AIM: In the listing, starting at its first line and ending after the line that contains "legend-precipitation-swatch bbox=[449, 566, 487, 580]", change "precipitation-bar" to "rainfall-bar" and reproduce those lines with everything else unchanged.

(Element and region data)
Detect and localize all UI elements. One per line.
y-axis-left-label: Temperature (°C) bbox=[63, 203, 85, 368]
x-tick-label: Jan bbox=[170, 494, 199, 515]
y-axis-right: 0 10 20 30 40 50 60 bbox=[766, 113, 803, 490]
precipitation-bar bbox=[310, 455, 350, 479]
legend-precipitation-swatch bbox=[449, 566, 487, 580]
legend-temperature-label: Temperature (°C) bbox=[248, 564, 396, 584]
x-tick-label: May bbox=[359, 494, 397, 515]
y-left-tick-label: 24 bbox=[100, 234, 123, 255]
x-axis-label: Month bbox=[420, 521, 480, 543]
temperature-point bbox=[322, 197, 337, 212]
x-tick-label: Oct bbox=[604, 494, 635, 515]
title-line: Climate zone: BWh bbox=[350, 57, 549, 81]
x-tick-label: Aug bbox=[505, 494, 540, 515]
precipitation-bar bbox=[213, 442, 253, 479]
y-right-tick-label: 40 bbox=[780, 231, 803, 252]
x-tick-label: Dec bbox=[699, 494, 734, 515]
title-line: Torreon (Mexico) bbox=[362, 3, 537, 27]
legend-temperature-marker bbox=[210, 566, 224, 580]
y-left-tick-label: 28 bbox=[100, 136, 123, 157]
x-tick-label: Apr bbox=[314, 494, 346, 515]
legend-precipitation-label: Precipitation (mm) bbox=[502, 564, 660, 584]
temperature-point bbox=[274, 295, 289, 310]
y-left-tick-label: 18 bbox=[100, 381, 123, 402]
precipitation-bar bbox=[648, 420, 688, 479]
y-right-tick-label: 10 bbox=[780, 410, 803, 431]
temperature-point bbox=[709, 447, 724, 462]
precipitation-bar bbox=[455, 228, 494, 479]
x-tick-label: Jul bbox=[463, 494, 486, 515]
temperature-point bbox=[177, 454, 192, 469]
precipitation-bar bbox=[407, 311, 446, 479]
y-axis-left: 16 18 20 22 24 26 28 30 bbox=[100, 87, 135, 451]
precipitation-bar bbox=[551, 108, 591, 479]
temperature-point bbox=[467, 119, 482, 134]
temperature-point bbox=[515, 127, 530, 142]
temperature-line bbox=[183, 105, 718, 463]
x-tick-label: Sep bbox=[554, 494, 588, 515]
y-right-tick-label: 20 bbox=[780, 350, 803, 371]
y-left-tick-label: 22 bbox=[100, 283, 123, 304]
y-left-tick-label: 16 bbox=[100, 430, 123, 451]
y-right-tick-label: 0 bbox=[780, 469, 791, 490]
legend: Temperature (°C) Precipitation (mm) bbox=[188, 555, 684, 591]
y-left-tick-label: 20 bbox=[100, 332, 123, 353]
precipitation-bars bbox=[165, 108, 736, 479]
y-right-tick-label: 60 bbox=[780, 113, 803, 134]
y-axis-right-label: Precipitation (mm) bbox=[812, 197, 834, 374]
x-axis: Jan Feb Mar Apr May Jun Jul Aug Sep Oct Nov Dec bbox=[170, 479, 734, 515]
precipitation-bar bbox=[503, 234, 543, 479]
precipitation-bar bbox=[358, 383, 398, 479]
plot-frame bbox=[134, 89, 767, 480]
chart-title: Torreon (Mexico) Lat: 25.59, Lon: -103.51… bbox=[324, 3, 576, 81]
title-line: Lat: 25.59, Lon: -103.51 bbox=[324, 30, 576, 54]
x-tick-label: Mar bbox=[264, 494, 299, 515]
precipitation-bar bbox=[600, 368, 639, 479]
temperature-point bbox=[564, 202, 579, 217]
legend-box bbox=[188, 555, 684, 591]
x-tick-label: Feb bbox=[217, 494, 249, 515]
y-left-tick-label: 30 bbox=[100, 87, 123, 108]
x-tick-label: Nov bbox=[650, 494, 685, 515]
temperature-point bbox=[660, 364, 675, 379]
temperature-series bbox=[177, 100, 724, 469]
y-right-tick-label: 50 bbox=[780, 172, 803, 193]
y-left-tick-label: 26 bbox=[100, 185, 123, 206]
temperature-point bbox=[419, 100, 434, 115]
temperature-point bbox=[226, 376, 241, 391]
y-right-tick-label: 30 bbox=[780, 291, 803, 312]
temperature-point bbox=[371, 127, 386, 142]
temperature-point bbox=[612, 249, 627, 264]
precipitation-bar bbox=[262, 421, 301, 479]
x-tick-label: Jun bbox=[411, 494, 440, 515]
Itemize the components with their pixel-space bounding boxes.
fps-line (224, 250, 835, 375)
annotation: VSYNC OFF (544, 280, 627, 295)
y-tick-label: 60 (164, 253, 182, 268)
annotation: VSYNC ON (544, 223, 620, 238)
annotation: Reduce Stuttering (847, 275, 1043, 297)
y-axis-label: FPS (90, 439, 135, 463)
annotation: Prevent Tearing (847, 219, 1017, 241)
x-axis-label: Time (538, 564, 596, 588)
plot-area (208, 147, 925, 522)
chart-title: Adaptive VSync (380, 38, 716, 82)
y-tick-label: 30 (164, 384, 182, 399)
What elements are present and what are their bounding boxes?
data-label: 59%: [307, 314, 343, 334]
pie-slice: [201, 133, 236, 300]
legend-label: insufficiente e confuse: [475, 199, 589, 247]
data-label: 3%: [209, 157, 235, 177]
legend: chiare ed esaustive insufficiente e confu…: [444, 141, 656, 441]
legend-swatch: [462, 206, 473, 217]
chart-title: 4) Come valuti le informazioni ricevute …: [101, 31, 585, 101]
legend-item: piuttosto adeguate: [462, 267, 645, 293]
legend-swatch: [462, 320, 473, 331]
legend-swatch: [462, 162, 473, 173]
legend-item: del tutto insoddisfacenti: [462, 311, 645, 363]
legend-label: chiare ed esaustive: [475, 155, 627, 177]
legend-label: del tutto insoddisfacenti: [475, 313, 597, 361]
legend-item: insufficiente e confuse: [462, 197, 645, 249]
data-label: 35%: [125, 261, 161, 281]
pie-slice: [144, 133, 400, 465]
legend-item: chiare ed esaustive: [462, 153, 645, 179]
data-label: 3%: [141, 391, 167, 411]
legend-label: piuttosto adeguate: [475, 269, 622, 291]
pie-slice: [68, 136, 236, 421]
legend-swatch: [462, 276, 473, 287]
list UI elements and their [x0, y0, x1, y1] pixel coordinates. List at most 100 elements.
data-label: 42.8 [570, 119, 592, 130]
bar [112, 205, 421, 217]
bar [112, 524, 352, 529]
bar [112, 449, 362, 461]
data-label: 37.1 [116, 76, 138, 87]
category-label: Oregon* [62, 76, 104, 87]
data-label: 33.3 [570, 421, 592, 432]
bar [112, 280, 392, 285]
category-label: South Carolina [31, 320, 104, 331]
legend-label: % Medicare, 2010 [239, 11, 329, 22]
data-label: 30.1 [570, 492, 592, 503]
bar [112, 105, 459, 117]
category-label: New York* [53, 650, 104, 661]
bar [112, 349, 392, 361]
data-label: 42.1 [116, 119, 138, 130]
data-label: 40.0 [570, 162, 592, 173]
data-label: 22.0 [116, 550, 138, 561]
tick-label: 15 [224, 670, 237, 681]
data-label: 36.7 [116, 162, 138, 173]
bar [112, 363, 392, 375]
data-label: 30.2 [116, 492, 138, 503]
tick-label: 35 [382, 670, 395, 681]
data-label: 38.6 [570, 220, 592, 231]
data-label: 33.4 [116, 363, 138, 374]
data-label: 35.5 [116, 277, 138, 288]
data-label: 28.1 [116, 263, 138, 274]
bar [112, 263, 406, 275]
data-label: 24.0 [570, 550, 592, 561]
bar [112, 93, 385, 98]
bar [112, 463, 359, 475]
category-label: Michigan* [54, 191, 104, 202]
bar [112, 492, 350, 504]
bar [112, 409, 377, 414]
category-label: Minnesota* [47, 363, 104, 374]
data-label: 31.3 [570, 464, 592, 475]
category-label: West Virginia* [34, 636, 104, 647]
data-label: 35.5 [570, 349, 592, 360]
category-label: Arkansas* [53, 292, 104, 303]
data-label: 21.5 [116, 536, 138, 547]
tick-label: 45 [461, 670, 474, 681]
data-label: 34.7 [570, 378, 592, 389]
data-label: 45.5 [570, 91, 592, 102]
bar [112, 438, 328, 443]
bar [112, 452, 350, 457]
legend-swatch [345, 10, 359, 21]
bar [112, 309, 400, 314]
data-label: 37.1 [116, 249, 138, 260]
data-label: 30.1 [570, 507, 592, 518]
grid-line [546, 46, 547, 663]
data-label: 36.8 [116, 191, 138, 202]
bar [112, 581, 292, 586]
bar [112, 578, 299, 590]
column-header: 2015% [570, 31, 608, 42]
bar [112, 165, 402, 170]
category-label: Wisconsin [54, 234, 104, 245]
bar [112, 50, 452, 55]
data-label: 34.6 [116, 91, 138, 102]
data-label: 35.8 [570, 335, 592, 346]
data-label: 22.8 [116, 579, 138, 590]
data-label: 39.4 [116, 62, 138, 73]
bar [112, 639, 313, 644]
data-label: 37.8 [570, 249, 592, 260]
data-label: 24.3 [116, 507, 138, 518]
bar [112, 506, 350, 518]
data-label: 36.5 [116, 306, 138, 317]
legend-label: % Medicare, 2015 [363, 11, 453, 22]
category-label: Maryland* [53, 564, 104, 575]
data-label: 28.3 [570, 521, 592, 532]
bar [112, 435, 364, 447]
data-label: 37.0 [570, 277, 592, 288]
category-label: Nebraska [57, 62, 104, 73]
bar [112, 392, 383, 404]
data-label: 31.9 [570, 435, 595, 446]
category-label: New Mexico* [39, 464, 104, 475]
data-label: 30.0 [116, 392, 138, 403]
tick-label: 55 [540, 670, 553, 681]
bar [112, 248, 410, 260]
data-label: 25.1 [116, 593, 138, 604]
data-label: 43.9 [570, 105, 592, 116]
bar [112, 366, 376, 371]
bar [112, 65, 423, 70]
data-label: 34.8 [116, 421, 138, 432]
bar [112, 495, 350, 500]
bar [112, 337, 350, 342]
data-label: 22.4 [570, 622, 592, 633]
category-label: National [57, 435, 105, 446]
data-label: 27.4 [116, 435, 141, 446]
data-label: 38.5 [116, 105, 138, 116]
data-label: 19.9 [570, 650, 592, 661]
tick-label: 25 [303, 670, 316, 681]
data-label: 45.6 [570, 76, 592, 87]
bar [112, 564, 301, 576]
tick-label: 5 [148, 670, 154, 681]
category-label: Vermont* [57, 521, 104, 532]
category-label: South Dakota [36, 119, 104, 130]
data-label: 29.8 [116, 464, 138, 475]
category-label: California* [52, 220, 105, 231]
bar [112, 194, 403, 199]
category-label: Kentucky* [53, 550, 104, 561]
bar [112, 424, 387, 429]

IN RESPONSE:
Detect and localize all UI elements. One per line.
y-axis-left-label: Temperature (°C) bbox=[63, 203, 85, 368]
x-tick-label: Jan bbox=[170, 494, 199, 515]
y-axis-right: 0 10 20 30 40 50 60 bbox=[766, 113, 803, 490]
rainfall-bar bbox=[310, 455, 350, 479]
legend-precipitation-swatch bbox=[449, 566, 487, 580]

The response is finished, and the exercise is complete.